-- WHAT TO DO --
In the records that follow, show each line where the word "distance" is present.

-- DATASET RECORDS --
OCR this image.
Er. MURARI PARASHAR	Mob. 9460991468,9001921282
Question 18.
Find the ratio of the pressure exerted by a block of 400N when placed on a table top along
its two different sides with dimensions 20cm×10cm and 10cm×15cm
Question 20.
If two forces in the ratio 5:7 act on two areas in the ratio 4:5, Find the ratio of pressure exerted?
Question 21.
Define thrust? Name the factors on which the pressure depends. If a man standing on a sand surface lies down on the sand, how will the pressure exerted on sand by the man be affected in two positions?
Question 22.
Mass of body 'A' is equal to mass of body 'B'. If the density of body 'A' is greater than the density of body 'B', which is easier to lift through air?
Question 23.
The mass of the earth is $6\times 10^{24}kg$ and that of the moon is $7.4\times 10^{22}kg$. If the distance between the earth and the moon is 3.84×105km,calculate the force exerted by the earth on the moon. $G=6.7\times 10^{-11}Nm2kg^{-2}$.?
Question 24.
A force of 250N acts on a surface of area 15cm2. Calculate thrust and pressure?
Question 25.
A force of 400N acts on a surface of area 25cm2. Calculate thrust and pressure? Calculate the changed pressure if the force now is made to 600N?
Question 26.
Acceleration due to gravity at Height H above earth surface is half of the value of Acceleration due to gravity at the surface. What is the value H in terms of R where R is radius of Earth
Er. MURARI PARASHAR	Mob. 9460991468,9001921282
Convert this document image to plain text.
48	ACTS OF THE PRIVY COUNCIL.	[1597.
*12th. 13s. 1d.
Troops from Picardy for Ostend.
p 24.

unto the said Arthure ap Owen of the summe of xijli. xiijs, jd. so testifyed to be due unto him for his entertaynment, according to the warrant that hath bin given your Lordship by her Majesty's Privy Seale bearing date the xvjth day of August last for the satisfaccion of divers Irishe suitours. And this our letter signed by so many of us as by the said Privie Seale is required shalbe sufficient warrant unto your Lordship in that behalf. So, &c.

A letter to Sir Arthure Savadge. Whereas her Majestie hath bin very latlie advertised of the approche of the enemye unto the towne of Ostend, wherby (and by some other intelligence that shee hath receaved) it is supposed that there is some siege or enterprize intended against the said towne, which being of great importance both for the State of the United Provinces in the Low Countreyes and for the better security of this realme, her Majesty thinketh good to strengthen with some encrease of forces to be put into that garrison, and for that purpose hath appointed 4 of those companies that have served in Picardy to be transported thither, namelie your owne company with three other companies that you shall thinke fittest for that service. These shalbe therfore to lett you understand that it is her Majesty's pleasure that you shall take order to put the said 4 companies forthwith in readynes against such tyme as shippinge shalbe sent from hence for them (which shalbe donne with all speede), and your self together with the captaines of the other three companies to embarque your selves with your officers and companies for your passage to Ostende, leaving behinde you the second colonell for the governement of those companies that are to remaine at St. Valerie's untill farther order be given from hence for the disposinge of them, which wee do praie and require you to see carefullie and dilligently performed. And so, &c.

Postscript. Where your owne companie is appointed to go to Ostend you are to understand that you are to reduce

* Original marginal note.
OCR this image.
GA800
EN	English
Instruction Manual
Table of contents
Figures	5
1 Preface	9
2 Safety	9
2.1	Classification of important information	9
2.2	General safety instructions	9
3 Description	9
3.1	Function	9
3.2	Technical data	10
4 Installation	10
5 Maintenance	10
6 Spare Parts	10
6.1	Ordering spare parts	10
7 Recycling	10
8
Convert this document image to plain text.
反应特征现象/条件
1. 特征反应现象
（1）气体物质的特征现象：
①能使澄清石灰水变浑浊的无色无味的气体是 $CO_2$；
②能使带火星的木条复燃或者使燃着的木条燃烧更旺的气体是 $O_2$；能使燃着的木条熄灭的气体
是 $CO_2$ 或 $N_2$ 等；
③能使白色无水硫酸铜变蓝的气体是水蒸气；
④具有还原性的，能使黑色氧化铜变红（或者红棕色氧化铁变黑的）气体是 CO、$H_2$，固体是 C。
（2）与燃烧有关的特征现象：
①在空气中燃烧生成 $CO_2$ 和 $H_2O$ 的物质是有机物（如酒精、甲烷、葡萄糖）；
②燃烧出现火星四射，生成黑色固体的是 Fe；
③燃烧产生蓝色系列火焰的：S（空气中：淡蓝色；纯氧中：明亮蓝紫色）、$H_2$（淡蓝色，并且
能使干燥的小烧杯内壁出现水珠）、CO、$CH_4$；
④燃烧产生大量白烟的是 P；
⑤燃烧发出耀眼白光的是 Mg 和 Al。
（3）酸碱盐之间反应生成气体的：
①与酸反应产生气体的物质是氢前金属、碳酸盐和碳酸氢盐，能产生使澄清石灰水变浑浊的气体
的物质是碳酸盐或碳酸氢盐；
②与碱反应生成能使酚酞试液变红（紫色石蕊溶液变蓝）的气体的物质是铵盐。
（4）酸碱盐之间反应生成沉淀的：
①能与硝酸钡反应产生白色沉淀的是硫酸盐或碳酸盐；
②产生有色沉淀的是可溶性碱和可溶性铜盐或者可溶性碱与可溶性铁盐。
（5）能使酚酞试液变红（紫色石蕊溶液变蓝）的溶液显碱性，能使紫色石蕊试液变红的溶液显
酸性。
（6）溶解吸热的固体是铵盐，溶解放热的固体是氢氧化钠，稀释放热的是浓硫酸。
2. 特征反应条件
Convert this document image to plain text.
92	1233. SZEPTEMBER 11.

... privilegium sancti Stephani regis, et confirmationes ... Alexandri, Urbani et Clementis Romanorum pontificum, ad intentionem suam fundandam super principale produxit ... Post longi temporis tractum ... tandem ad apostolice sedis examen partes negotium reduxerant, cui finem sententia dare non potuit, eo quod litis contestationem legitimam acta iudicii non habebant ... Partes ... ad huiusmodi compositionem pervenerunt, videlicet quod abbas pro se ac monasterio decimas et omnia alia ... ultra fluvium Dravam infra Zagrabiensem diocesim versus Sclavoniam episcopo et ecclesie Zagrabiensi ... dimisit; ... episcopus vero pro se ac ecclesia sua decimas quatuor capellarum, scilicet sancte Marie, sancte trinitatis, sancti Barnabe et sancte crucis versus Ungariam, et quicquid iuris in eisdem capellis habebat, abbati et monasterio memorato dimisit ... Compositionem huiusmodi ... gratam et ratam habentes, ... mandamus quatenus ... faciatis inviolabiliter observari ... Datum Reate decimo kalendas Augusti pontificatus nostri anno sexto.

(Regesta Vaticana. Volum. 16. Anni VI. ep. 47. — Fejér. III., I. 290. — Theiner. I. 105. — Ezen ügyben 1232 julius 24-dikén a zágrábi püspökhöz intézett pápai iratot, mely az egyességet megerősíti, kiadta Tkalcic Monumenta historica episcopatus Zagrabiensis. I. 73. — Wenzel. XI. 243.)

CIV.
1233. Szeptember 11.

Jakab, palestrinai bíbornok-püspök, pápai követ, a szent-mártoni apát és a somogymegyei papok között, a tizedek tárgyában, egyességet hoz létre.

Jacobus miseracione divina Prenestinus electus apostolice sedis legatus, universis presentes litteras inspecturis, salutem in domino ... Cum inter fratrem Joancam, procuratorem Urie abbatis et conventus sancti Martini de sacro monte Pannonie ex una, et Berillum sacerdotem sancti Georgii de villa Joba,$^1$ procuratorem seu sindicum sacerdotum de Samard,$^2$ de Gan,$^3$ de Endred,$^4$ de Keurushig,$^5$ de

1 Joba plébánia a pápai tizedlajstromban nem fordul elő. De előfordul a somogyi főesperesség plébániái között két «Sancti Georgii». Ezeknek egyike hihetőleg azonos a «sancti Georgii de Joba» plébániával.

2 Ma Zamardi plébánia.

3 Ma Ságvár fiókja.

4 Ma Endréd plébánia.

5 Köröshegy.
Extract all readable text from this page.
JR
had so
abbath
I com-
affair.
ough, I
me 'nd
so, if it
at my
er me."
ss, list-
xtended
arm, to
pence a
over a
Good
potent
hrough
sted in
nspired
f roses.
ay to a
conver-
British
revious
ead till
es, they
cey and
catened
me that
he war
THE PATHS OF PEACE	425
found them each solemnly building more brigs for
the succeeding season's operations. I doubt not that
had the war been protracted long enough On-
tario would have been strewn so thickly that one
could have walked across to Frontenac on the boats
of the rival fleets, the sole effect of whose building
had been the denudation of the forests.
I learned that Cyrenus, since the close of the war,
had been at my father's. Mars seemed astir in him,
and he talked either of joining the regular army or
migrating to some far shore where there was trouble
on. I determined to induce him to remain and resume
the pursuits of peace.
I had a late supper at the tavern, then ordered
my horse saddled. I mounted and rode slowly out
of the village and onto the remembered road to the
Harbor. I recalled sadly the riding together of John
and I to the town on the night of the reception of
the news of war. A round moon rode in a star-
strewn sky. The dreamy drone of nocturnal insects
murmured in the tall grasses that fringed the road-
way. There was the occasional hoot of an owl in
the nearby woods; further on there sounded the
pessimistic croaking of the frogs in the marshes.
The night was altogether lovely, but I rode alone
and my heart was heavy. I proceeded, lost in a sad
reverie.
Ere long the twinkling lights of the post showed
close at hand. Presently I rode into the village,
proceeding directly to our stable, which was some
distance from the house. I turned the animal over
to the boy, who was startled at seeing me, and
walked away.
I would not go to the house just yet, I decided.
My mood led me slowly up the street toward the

-- SOLUTION FOR THIS EXERCISE --
The mass of the earth is $6\times 10^{24}kg$ and that of the moon is $7.4\times 10^{22}kg$. If the distance between the earth and the moon is 3.84×105km,calculate the force exerted by the earth on the moon. $G=6.7\times 10^{-11}Nm2kg^{-2}$.?
distance from the house. I turned the animal over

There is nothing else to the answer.